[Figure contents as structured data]
▬▬▬▬▬▬▬▬▬▬

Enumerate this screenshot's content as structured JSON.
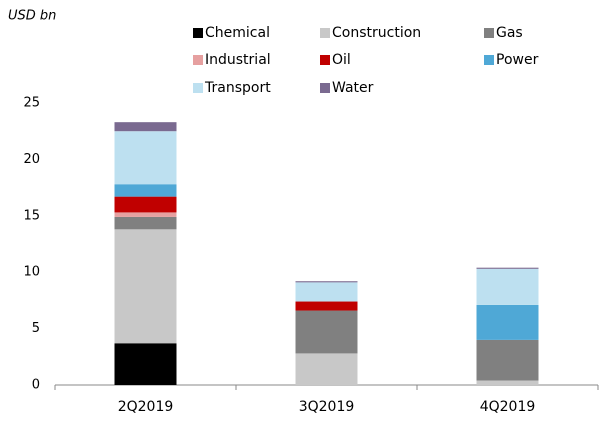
{
  "chart_data": {
    "type": "stacked_bar",
    "unit_label": "USD bn",
    "categories": [
      "2Q2019",
      "3Q2019",
      "4Q2019"
    ],
    "series": [
      {
        "name": "Chemical",
        "color": "#000000",
        "values": [
          3.7,
          0,
          0
        ]
      },
      {
        "name": "Construction",
        "color": "#c8c8c8",
        "values": [
          10.1,
          2.8,
          0.4
        ]
      },
      {
        "name": "Gas",
        "color": "#808080",
        "values": [
          1.1,
          3.8,
          3.6
        ]
      },
      {
        "name": "Industrial",
        "color": "#e6a0a0",
        "values": [
          0.4,
          0,
          0
        ]
      },
      {
        "name": "Oil",
        "color": "#c00000",
        "values": [
          1.4,
          0.8,
          0
        ]
      },
      {
        "name": "Power",
        "color": "#4fa8d6",
        "values": [
          1.1,
          0,
          3.1
        ]
      },
      {
        "name": "Transport",
        "color": "#bde0f0",
        "values": [
          4.7,
          1.7,
          3.2
        ]
      },
      {
        "name": "Water",
        "color": "#7a6a90",
        "values": [
          0.8,
          0.1,
          0.1
        ]
      }
    ],
    "ylim": [
      0,
      25
    ],
    "yticks": [
      0,
      5,
      10,
      15,
      20,
      25
    ]
  }
}
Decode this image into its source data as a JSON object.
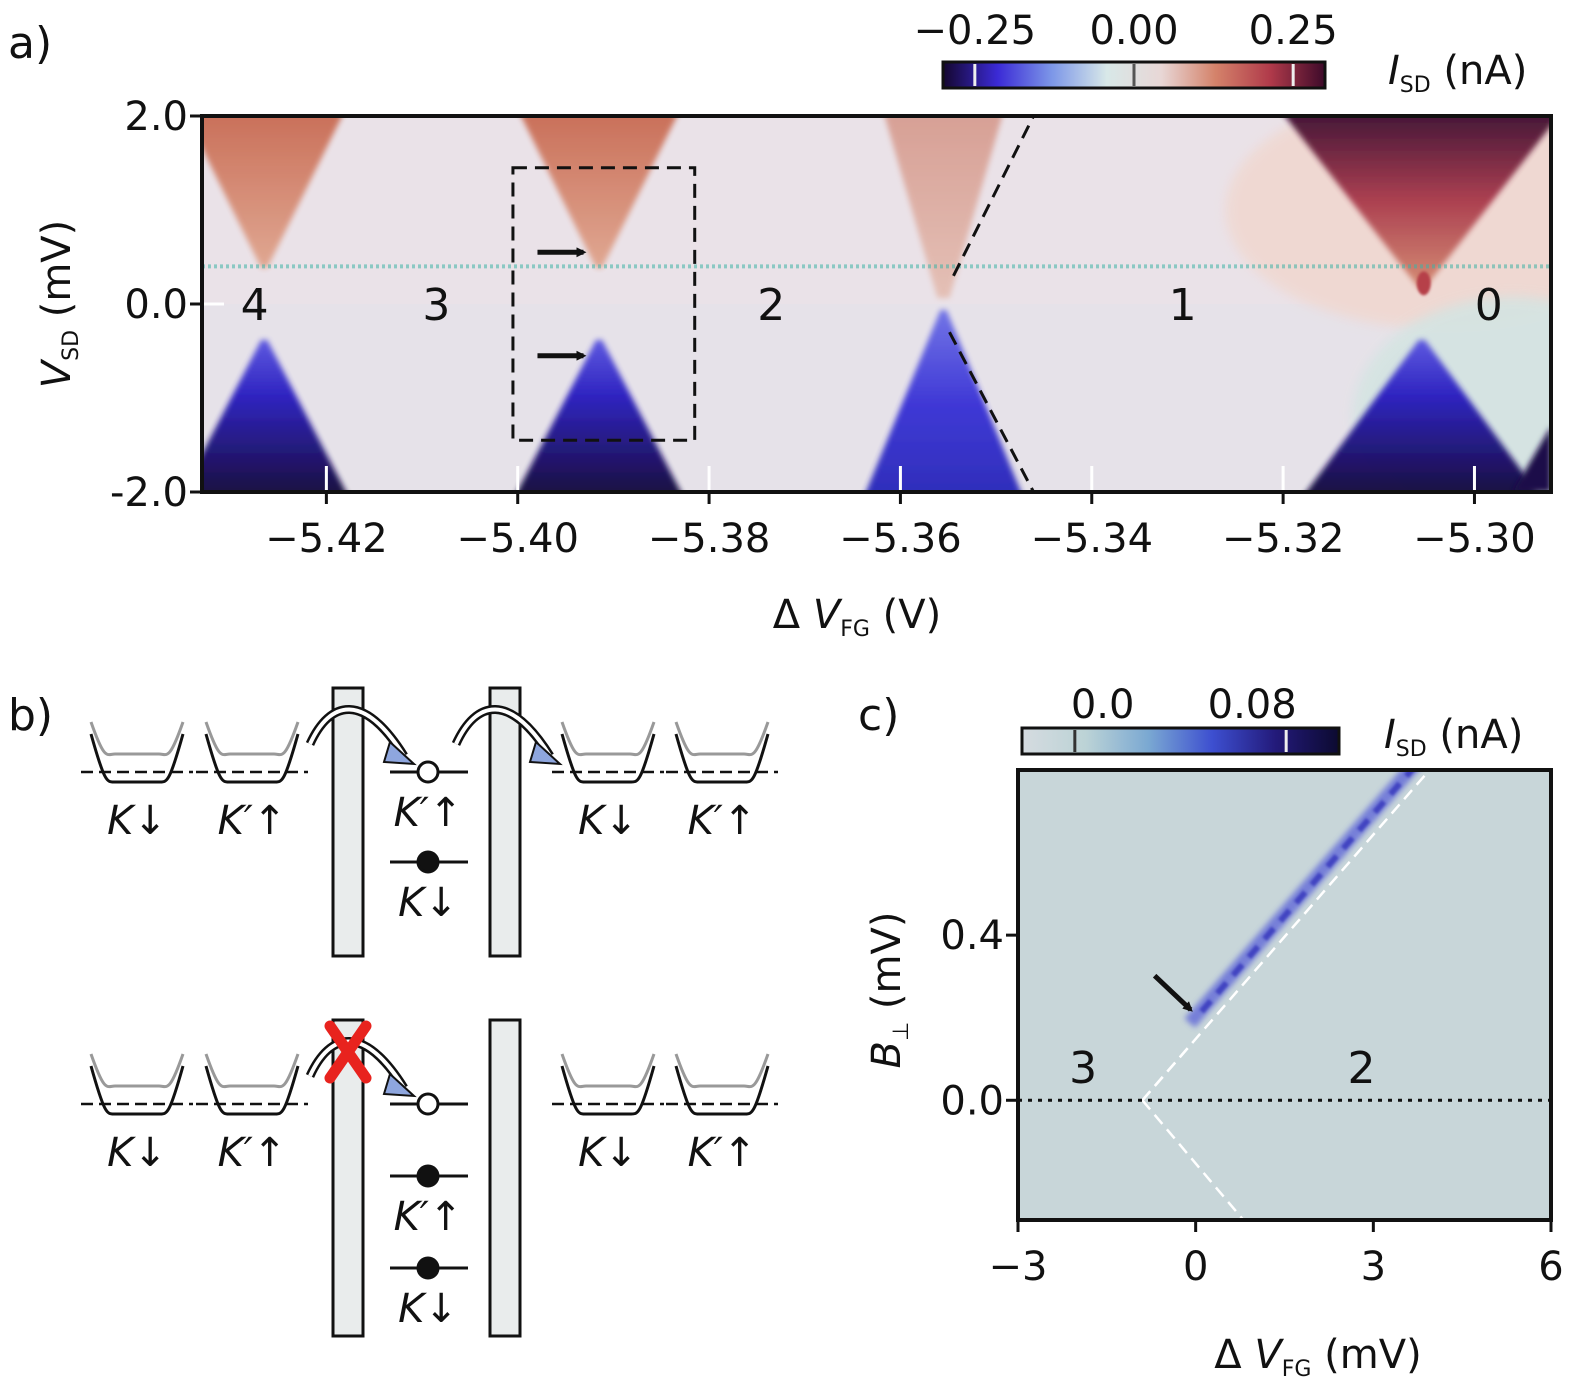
{
  "chart_data": [
    {
      "id": "a",
      "type": "heatmap",
      "panel_label": "a)",
      "xlabel_prefix": "Δ ",
      "xlabel_var": "V",
      "xlabel_sub": "FG",
      "xlabel_unit": " (V)",
      "ylabel_var": "V",
      "ylabel_sub": "SD",
      "ylabel_unit": " (mV)",
      "xlim": [
        -5.433,
        -5.292
      ],
      "ylim": [
        -2.0,
        2.0
      ],
      "xticks": [
        -5.42,
        -5.4,
        -5.38,
        -5.36,
        -5.34,
        -5.32,
        -5.3
      ],
      "xtick_labels": [
        "−5.42",
        "−5.40",
        "−5.38",
        "−5.36",
        "−5.34",
        "−5.32",
        "−5.30"
      ],
      "yticks": [
        2.0,
        0.0,
        -2.0
      ],
      "ytick_labels": [
        "2.0",
        "0.0",
        "-2.0"
      ],
      "colorbar": {
        "label_var": "I",
        "label_sub": "SD",
        "label_unit": " (nA)",
        "range": [
          -0.3,
          0.3
        ],
        "ticks": [
          -0.25,
          0.0,
          0.25
        ],
        "tick_labels": [
          "−0.25",
          "0.00",
          "0.25"
        ],
        "colors": [
          "#14062e",
          "#3b2ad6",
          "#7d97e8",
          "#d8e8e8",
          "#e8d7d6",
          "#d4826a",
          "#b03a4a",
          "#3d0a2a"
        ]
      },
      "diamond_vertices": [
        -5.4265,
        -5.3915,
        -5.3555,
        -5.3055
      ],
      "region_labels": [
        {
          "text": "4",
          "x": -5.4275,
          "y": 0.0
        },
        {
          "text": "3",
          "x": -5.4085,
          "y": 0.0
        },
        {
          "text": "2",
          "x": -5.3735,
          "y": 0.0
        },
        {
          "text": "1",
          "x": -5.3305,
          "y": 0.0
        },
        {
          "text": "0",
          "x": -5.2985,
          "y": 0.0
        }
      ],
      "dashed_box": {
        "x": [
          -5.4005,
          -5.3815
        ],
        "y": [
          -1.45,
          1.45
        ]
      },
      "arrows_at": [
        {
          "x": -5.3925,
          "y": 0.55
        },
        {
          "x": -5.3925,
          "y": -0.55
        }
      ],
      "dashed_line_x": [
        -5.3555,
        -5.3465
      ],
      "noise_line_y": 0.4,
      "background_hex": "#e6e2e9"
    },
    {
      "id": "c",
      "type": "heatmap",
      "panel_label": "c)",
      "xlabel_prefix": "Δ ",
      "xlabel_var": "V",
      "xlabel_sub": "FG",
      "xlabel_unit": " (mV)",
      "ylabel_var": "B",
      "ylabel_sub": "⊥",
      "ylabel_unit": " (mV)",
      "xlim": [
        -3,
        6
      ],
      "ylim": [
        -0.29,
        0.8
      ],
      "xticks": [
        -3,
        0,
        3,
        6
      ],
      "xtick_labels": [
        "−3",
        "0",
        "3",
        "6"
      ],
      "yticks": [
        0.4,
        0.0
      ],
      "ytick_labels": [
        "0.4",
        "0.0"
      ],
      "colorbar": {
        "label_var": "I",
        "label_sub": "SD",
        "label_unit": " (nA)",
        "range": [
          -0.02,
          0.1
        ],
        "ticks": [
          0.0,
          0.08
        ],
        "tick_labels": [
          "0.0",
          "0.08"
        ],
        "colors": [
          "#d5dbe0",
          "#bcd3d6",
          "#7aa8d2",
          "#3d4fd0",
          "#231a7a",
          "#0c0a30"
        ]
      },
      "vertex": {
        "x": -0.9,
        "y": 0.0
      },
      "line_slope_mV_per_mV": 0.165,
      "arrow_at": {
        "x": 0.05,
        "y": 0.2
      },
      "region_labels": [
        {
          "text": "3",
          "x": -1.9,
          "y": 0.08
        },
        {
          "text": "2",
          "x": 2.8,
          "y": 0.08
        }
      ],
      "background_hex": "#c8d6d9"
    }
  ],
  "diagram_b": {
    "panel_label": "b)",
    "top": {
      "left_leads": [
        {
          "label": "K↓"
        },
        {
          "label": "K′↑"
        }
      ],
      "right_leads": [
        {
          "label": "K↓"
        },
        {
          "label": "K′↑"
        }
      ],
      "dot_levels": [
        {
          "label": "K′↑",
          "filled": false
        },
        {
          "label": "K↓",
          "filled": true
        }
      ],
      "tunneling_blocked": false
    },
    "bottom": {
      "left_leads": [
        {
          "label": "K↓"
        },
        {
          "label": "K′↑"
        }
      ],
      "right_leads": [
        {
          "label": "K↓"
        },
        {
          "label": "K′↑"
        }
      ],
      "dot_levels": [
        {
          "label": "",
          "filled": false
        },
        {
          "label": "K′↑",
          "filled": true
        },
        {
          "label": "K↓",
          "filled": true
        }
      ],
      "tunneling_blocked": true,
      "block_mark_color": "#e8231e"
    }
  }
}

▬▬▬▬▬▬▬▬▬▬

- **What is required**
Determine how many lines of the entries above carry the string "text", and give that number alone.

- **Finished task**
7